Items from a dataset
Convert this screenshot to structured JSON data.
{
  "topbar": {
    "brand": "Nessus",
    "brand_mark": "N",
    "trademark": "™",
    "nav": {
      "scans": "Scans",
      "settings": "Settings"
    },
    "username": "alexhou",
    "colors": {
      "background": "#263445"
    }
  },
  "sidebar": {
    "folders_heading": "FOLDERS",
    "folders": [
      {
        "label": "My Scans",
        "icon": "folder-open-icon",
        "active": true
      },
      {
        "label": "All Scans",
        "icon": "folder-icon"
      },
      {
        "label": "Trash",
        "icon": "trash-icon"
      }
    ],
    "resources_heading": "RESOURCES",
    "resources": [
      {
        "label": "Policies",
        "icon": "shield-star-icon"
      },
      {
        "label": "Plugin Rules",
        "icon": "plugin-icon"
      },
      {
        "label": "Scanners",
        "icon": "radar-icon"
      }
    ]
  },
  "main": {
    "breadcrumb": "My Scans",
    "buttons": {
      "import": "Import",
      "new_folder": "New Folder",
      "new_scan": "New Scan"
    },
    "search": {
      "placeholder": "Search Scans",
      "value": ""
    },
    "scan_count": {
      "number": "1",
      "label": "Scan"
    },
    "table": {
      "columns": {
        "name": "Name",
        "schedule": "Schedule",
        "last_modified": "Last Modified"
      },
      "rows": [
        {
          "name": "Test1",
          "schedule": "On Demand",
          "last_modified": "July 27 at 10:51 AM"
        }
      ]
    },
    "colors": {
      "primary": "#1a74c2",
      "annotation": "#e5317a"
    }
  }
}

...

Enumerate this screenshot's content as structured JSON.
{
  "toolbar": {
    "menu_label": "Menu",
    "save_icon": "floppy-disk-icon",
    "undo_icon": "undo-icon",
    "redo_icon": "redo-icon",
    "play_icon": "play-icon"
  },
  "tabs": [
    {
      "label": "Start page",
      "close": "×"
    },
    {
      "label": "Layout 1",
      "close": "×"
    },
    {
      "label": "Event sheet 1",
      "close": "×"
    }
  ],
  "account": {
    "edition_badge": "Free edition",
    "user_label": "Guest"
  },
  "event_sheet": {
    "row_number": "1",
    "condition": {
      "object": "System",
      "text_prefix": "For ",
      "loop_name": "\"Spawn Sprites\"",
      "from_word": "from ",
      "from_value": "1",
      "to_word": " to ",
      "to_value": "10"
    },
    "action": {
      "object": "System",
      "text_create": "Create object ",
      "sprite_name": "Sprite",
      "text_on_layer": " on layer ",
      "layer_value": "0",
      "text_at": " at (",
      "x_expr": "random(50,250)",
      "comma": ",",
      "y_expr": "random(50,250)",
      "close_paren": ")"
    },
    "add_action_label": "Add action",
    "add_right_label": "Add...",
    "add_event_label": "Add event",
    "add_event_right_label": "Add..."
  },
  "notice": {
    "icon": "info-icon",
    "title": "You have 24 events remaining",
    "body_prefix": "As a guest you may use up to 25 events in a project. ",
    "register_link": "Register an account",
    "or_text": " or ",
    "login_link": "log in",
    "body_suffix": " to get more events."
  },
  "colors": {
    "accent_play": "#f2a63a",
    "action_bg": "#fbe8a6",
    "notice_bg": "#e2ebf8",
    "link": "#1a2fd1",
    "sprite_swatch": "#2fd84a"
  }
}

Task goal => Select and copy every line from the records that includes the word "this".

Output =>
Convert this screenshot to structured JSON data.
Enumerate this screenshot's content as structured JSON.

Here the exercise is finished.